═══ EXCERPTED DATA
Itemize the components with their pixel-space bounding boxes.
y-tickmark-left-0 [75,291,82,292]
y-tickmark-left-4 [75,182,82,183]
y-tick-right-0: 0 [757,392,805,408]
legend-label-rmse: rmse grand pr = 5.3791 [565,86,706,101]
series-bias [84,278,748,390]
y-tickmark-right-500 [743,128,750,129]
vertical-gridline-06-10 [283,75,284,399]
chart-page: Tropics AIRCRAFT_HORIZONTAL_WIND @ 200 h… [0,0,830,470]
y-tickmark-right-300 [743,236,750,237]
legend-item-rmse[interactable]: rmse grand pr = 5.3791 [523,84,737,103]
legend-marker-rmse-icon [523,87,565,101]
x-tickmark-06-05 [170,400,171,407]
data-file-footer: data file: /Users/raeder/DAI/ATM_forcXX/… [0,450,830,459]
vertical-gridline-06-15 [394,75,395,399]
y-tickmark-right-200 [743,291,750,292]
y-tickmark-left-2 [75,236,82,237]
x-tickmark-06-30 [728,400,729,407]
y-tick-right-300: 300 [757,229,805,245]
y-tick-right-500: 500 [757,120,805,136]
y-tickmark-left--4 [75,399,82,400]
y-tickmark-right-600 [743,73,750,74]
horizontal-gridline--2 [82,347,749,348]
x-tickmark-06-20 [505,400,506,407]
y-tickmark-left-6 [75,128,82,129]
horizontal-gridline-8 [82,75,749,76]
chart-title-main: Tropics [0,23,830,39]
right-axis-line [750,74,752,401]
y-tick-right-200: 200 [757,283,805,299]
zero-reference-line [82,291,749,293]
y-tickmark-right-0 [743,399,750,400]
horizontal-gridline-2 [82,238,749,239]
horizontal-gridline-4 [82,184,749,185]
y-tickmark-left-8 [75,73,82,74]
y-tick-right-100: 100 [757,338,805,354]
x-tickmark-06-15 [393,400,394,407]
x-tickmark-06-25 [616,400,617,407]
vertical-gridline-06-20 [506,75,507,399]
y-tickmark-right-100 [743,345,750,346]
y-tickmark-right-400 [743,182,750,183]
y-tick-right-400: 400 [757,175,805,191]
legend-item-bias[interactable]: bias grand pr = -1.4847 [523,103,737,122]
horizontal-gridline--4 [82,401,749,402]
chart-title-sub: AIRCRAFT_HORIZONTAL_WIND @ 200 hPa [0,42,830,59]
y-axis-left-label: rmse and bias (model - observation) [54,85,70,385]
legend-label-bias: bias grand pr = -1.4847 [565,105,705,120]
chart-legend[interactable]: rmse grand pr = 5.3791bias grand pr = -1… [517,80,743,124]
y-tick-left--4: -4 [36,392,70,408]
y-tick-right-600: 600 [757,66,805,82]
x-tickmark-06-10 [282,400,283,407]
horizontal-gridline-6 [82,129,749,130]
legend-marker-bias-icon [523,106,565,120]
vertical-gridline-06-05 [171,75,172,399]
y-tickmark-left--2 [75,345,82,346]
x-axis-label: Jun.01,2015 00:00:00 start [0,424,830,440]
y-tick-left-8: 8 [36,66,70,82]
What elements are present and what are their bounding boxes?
══════
═══ EXCERPTED DATA
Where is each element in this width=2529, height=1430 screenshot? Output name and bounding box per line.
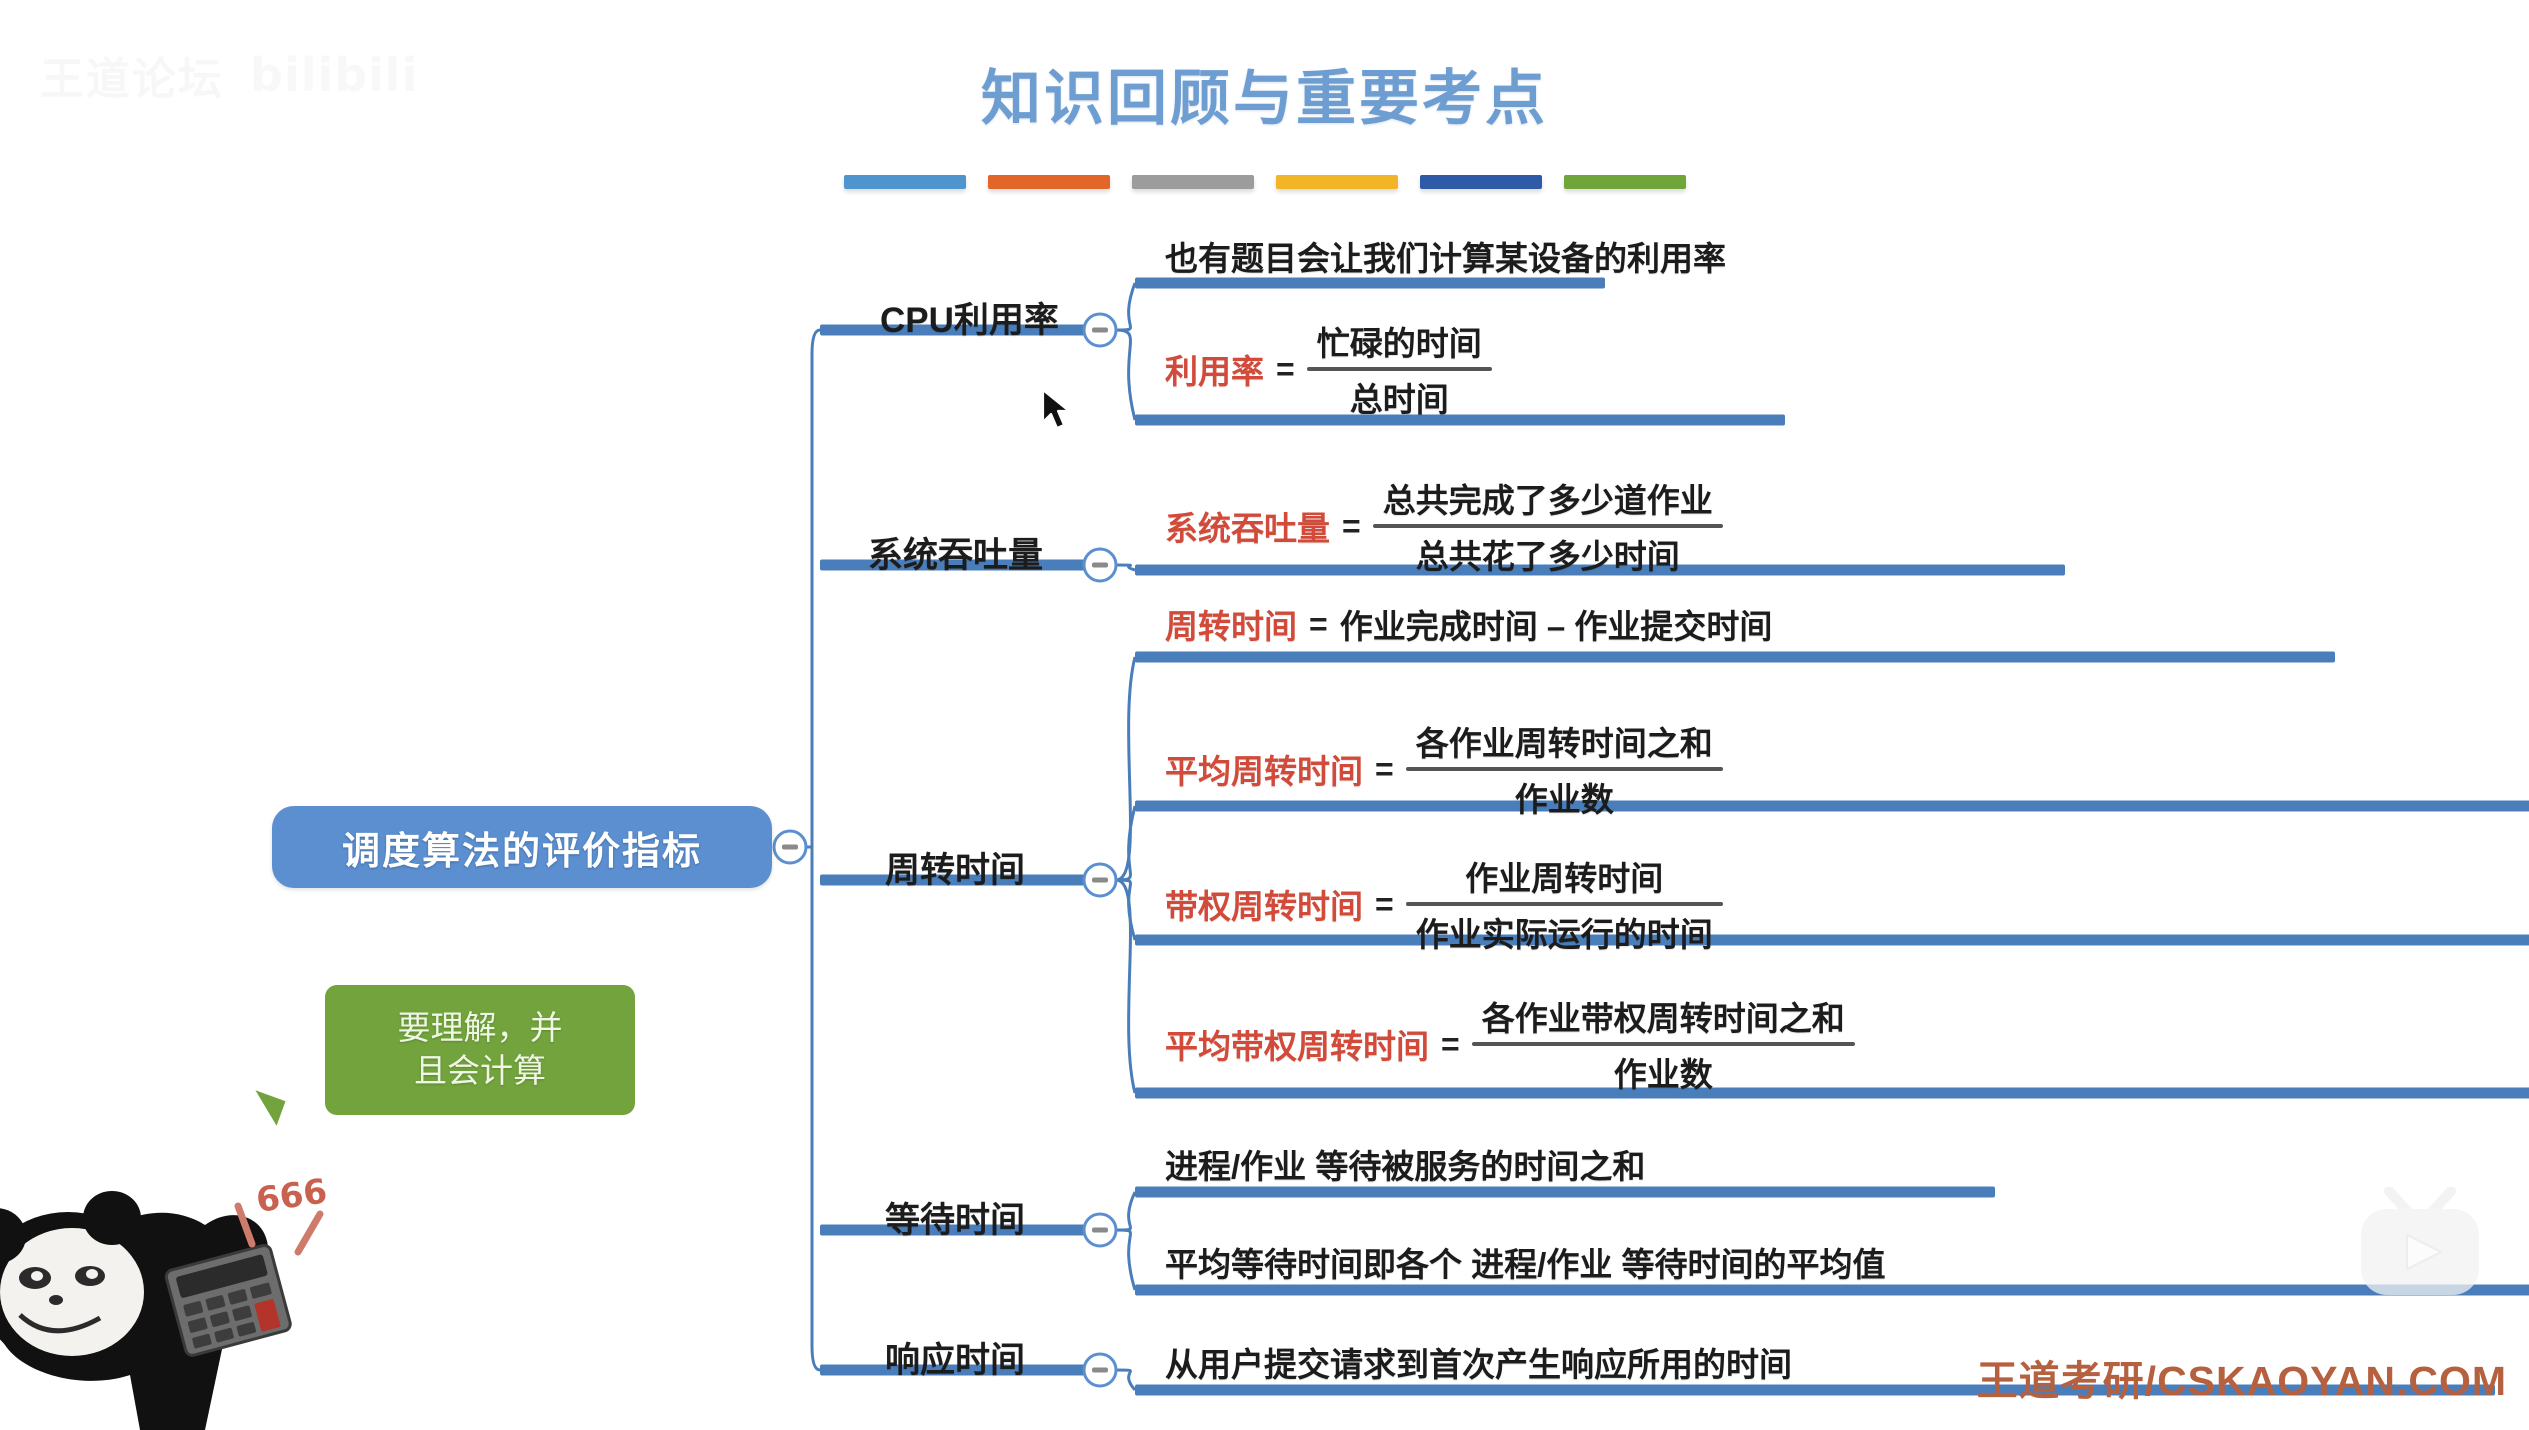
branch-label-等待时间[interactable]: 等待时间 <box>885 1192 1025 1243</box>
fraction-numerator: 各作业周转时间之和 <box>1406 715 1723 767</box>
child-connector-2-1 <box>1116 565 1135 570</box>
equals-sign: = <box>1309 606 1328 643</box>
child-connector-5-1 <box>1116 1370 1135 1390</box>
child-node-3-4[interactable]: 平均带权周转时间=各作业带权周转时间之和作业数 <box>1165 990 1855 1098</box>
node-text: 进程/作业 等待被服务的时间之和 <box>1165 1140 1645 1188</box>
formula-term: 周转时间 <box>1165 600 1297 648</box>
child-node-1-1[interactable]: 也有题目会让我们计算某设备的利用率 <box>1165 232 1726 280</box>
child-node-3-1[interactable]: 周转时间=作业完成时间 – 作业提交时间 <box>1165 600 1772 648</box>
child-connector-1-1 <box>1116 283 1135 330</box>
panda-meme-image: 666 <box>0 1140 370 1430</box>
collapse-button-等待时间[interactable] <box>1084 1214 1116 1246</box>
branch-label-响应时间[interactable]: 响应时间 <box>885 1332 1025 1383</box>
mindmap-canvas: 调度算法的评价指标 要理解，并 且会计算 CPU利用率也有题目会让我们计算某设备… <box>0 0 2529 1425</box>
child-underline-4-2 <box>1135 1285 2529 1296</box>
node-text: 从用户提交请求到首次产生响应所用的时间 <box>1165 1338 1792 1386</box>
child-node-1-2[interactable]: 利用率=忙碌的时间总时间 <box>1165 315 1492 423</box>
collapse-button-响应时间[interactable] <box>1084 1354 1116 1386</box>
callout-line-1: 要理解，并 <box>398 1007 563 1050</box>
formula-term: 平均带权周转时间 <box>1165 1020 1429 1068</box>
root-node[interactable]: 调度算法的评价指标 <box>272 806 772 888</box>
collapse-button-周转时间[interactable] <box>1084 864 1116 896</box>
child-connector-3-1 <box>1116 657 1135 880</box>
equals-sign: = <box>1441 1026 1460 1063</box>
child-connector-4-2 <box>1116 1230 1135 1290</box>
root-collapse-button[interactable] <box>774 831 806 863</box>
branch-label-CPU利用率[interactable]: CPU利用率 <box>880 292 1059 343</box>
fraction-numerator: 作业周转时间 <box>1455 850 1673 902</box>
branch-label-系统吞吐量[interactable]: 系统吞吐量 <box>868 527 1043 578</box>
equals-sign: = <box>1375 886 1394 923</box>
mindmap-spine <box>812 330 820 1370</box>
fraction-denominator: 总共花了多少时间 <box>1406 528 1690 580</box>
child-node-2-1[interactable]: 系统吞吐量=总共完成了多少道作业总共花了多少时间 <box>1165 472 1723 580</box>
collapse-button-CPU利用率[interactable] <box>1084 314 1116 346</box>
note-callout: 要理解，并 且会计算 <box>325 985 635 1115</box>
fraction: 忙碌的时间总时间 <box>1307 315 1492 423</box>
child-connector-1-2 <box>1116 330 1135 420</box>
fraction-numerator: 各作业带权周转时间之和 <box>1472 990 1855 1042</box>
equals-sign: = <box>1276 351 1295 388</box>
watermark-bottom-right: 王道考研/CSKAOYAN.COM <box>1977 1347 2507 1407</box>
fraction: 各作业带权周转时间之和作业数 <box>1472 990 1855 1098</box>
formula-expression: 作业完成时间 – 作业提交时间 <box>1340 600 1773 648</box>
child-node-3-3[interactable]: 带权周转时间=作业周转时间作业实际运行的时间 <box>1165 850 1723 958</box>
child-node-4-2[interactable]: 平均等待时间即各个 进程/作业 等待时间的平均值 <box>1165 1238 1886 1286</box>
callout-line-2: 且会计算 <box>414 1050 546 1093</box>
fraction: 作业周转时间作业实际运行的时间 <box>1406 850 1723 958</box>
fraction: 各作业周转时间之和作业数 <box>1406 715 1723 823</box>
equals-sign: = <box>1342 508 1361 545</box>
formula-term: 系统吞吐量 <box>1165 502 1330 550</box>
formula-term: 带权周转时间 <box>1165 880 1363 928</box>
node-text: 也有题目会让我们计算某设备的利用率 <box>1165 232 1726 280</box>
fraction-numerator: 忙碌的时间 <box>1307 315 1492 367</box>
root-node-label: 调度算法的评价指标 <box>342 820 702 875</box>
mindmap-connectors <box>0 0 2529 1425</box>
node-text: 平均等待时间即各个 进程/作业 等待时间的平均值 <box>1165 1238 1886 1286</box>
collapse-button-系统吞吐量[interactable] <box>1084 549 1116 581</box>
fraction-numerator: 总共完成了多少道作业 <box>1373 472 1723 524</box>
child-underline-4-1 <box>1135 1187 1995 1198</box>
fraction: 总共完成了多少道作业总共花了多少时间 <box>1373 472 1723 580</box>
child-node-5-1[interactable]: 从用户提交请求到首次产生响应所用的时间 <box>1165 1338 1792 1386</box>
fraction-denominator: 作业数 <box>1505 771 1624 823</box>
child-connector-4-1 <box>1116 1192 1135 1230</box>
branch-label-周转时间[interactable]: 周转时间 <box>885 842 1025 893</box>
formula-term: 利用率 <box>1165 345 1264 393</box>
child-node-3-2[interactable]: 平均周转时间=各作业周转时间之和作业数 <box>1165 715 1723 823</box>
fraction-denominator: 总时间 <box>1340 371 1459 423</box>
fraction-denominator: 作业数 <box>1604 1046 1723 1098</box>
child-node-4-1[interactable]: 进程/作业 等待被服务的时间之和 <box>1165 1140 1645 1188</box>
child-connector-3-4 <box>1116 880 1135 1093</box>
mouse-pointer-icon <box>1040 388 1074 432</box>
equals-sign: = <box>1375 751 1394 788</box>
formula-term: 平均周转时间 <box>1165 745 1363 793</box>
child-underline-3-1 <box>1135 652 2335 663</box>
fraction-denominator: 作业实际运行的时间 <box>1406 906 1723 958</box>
══════
Print the listing lines from the one containing "Itemize the components" through the one containing "y-tickmark-left-2 [75,236,82,237]", both included, reproducing each line exactly.

Itemize the components with their pixel-space bounding boxes.
y-tickmark-left-0 [75,291,82,292]
y-tickmark-left-4 [75,182,82,183]
y-tick-right-0: 0 [757,392,805,408]
legend-label-rmse: rmse grand pr = 5.3791 [565,86,706,101]
series-bias [84,278,748,390]
y-tickmark-right-500 [743,128,750,129]
vertical-gridline-06-10 [283,75,284,399]
chart-page: Tropics AIRCRAFT_HORIZONTAL_WIND @ 200 h… [0,0,830,470]
y-tickmark-right-300 [743,236,750,237]
legend-item-rmse[interactable]: rmse grand pr = 5.3791 [523,84,737,103]
legend-marker-rmse-icon [523,87,565,101]
x-tickmark-06-05 [170,400,171,407]
data-file-footer: data file: /Users/raeder/DAI/ATM_forcXX/… [0,450,830,459]
vertical-gridline-06-15 [394,75,395,399]
y-tickmark-right-200 [743,291,750,292]
y-tickmark-left-2 [75,236,82,237]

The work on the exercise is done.